Exercise aim:
Copy out the whole listing exactly as written, leaving the pictures behind.

Records supplied:

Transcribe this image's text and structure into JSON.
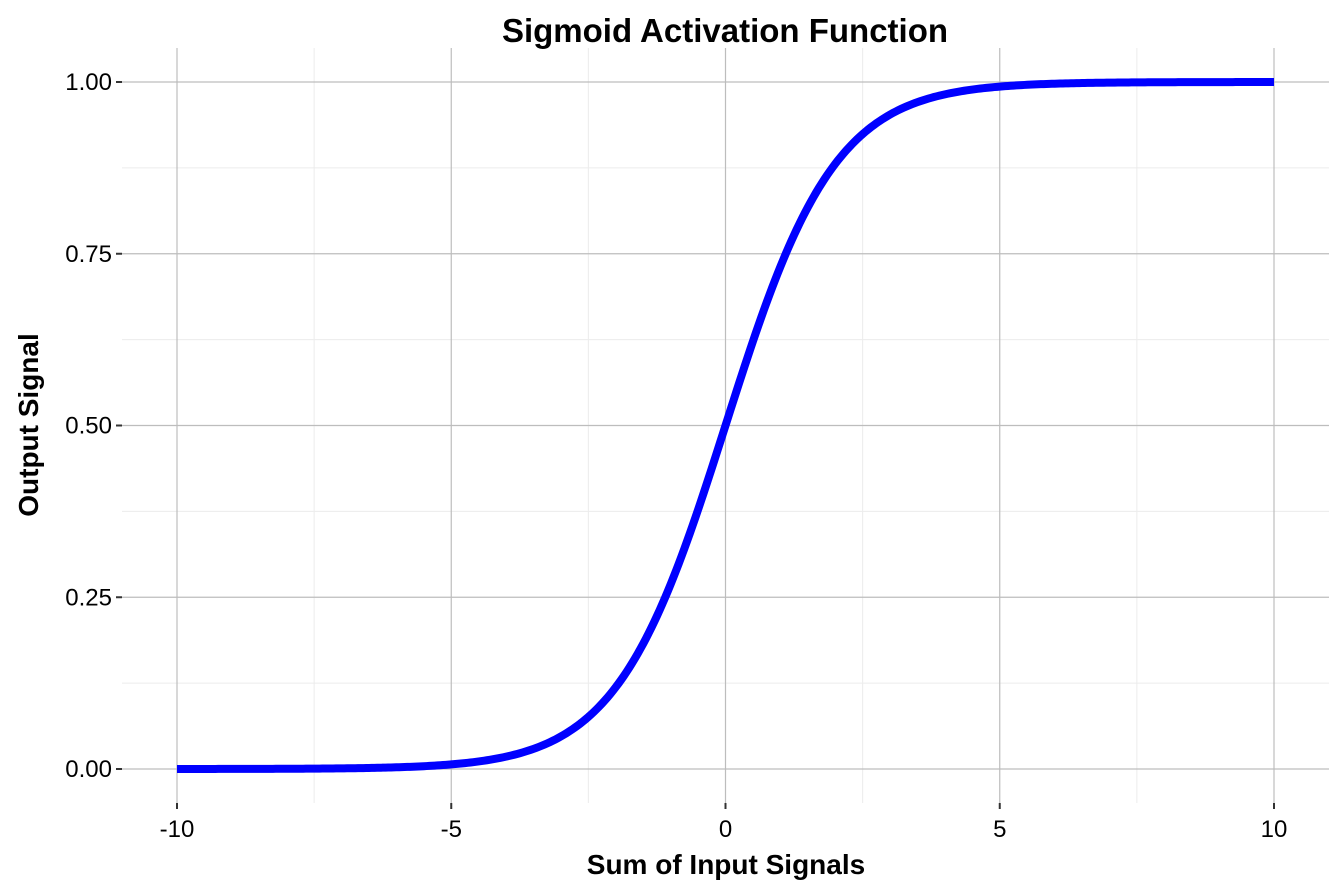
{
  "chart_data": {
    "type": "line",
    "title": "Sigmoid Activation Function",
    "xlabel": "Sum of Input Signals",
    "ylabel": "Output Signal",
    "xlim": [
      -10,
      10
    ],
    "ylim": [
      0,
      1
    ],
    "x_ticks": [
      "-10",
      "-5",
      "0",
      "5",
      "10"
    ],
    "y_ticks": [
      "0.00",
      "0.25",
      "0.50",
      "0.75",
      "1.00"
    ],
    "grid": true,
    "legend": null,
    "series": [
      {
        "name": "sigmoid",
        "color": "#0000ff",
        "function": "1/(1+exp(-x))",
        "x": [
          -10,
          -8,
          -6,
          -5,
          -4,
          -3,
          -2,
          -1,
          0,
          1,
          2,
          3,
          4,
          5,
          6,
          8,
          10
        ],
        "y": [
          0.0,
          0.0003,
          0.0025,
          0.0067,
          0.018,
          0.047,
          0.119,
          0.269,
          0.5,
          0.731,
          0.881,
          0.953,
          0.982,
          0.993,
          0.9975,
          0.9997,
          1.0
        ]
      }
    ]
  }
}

Result:
Transcribe this image's text and structure into JSON.
{
  "chart_data": {
    "type": "line",
    "title": "Sigmoid Activation Function",
    "xlabel": "Sum of Input Signals",
    "ylabel": "Output Signal",
    "xlim": [
      -10,
      10
    ],
    "ylim": [
      0,
      1
    ],
    "x_ticks": [
      "-10",
      "-5",
      "0",
      "5",
      "10"
    ],
    "y_ticks": [
      "0.00",
      "0.25",
      "0.50",
      "0.75",
      "1.00"
    ],
    "grid": true,
    "legend": null,
    "series": [
      {
        "name": "sigmoid",
        "color": "#0000ff",
        "function": "1/(1+exp(-x))",
        "x": [
          -10,
          -8,
          -6,
          -5,
          -4,
          -3,
          -2,
          -1,
          0,
          1,
          2,
          3,
          4,
          5,
          6,
          8,
          10
        ],
        "y": [
          0.0,
          0.0003,
          0.0025,
          0.0067,
          0.018,
          0.047,
          0.119,
          0.269,
          0.5,
          0.731,
          0.881,
          0.953,
          0.982,
          0.993,
          0.9975,
          0.9997,
          1.0
        ]
      }
    ]
  }
}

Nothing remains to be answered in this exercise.